# SUPPLIED ENTRIES
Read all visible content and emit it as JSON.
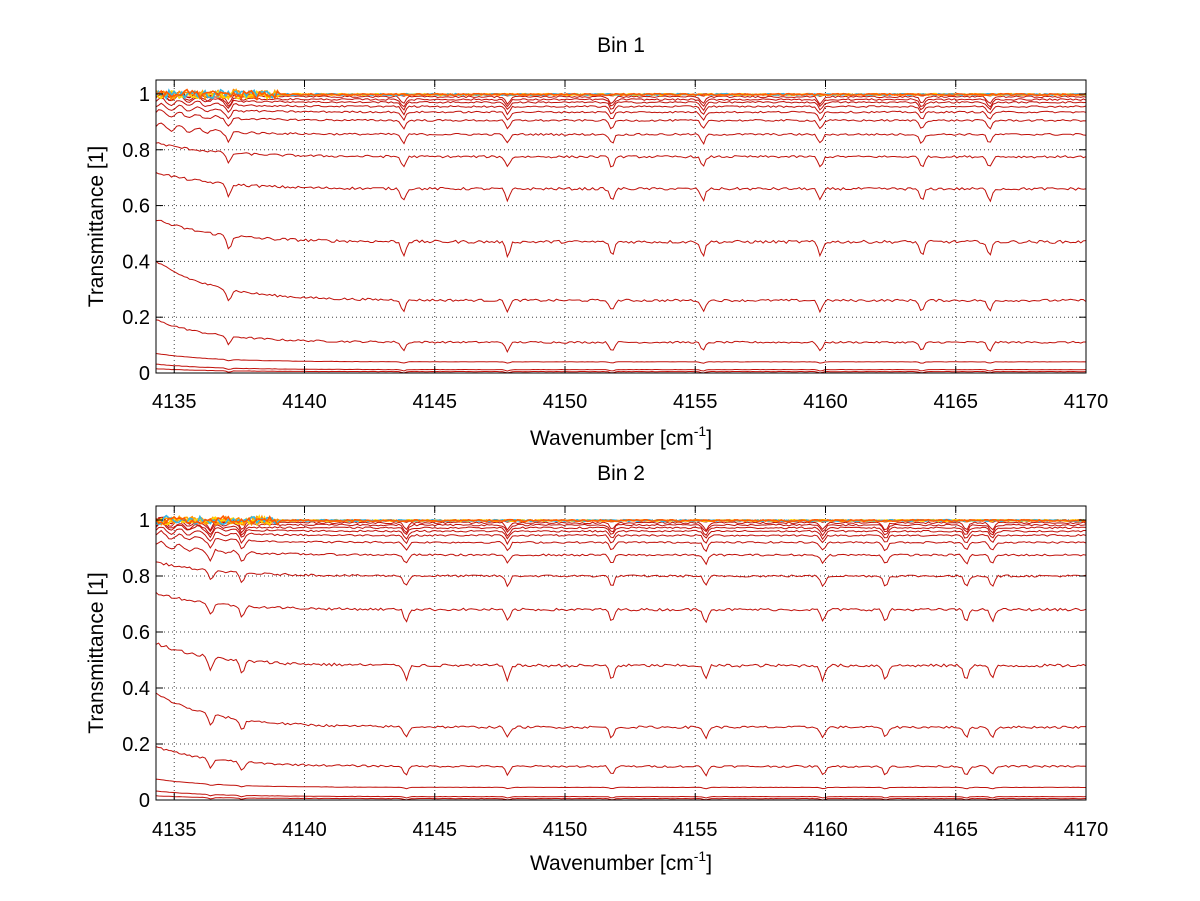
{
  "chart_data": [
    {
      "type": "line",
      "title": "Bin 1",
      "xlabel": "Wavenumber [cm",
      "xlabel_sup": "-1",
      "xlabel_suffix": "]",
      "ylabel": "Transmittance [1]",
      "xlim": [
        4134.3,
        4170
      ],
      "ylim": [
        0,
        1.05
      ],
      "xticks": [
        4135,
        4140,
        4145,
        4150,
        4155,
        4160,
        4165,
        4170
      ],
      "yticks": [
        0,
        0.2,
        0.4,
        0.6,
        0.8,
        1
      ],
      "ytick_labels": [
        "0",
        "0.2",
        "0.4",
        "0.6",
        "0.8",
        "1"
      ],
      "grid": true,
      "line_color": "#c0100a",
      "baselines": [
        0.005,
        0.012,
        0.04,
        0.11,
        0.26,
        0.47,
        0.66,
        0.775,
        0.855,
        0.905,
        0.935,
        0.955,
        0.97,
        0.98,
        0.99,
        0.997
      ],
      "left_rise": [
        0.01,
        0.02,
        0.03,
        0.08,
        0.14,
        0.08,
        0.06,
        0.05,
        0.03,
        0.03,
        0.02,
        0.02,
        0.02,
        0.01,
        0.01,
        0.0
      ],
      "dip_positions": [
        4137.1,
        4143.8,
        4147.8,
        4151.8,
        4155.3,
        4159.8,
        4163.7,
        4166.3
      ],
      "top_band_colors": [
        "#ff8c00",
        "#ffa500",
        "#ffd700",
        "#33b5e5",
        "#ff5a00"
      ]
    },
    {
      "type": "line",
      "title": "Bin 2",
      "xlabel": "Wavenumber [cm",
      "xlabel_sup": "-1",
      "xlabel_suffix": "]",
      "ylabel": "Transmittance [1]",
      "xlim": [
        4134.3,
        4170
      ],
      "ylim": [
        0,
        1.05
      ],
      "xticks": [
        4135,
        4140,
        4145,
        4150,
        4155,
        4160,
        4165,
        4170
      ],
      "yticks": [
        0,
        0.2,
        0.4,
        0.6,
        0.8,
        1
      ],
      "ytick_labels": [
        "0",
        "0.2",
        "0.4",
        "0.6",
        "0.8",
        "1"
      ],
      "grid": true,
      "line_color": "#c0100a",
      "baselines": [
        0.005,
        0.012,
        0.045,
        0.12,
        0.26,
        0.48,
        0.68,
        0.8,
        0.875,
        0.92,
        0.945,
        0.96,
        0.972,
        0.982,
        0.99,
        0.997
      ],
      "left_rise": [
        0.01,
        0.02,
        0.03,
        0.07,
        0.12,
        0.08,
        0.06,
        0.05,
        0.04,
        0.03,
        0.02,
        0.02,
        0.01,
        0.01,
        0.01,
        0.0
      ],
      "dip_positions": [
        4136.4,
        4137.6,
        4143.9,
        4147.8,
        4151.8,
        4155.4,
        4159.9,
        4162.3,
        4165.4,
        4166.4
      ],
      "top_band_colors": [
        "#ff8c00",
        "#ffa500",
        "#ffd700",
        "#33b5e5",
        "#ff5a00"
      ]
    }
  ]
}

# SHORT PROBLEM
Skip the pictures, then retype every line above exactly.

# SOLUTION BELOW
Read all visible content and emit it as JSON.
{
  "chart_data": [
    {
      "type": "line",
      "title": "Bin 1",
      "xlabel": "Wavenumber [cm",
      "xlabel_sup": "-1",
      "xlabel_suffix": "]",
      "ylabel": "Transmittance [1]",
      "xlim": [
        4134.3,
        4170
      ],
      "ylim": [
        0,
        1.05
      ],
      "xticks": [
        4135,
        4140,
        4145,
        4150,
        4155,
        4160,
        4165,
        4170
      ],
      "yticks": [
        0,
        0.2,
        0.4,
        0.6,
        0.8,
        1
      ],
      "ytick_labels": [
        "0",
        "0.2",
        "0.4",
        "0.6",
        "0.8",
        "1"
      ],
      "grid": true,
      "line_color": "#c0100a",
      "baselines": [
        0.005,
        0.012,
        0.04,
        0.11,
        0.26,
        0.47,
        0.66,
        0.775,
        0.855,
        0.905,
        0.935,
        0.955,
        0.97,
        0.98,
        0.99,
        0.997
      ],
      "left_rise": [
        0.01,
        0.02,
        0.03,
        0.08,
        0.14,
        0.08,
        0.06,
        0.05,
        0.03,
        0.03,
        0.02,
        0.02,
        0.02,
        0.01,
        0.01,
        0.0
      ],
      "dip_positions": [
        4137.1,
        4143.8,
        4147.8,
        4151.8,
        4155.3,
        4159.8,
        4163.7,
        4166.3
      ],
      "top_band_colors": [
        "#ff8c00",
        "#ffa500",
        "#ffd700",
        "#33b5e5",
        "#ff5a00"
      ]
    },
    {
      "type": "line",
      "title": "Bin 2",
      "xlabel": "Wavenumber [cm",
      "xlabel_sup": "-1",
      "xlabel_suffix": "]",
      "ylabel": "Transmittance [1]",
      "xlim": [
        4134.3,
        4170
      ],
      "ylim": [
        0,
        1.05
      ],
      "xticks": [
        4135,
        4140,
        4145,
        4150,
        4155,
        4160,
        4165,
        4170
      ],
      "yticks": [
        0,
        0.2,
        0.4,
        0.6,
        0.8,
        1
      ],
      "ytick_labels": [
        "0",
        "0.2",
        "0.4",
        "0.6",
        "0.8",
        "1"
      ],
      "grid": true,
      "line_color": "#c0100a",
      "baselines": [
        0.005,
        0.012,
        0.045,
        0.12,
        0.26,
        0.48,
        0.68,
        0.8,
        0.875,
        0.92,
        0.945,
        0.96,
        0.972,
        0.982,
        0.99,
        0.997
      ],
      "left_rise": [
        0.01,
        0.02,
        0.03,
        0.07,
        0.12,
        0.08,
        0.06,
        0.05,
        0.04,
        0.03,
        0.02,
        0.02,
        0.01,
        0.01,
        0.01,
        0.0
      ],
      "dip_positions": [
        4136.4,
        4137.6,
        4143.9,
        4147.8,
        4151.8,
        4155.4,
        4159.9,
        4162.3,
        4165.4,
        4166.4
      ],
      "top_band_colors": [
        "#ff8c00",
        "#ffa500",
        "#ffd700",
        "#33b5e5",
        "#ff5a00"
      ]
    }
  ]
}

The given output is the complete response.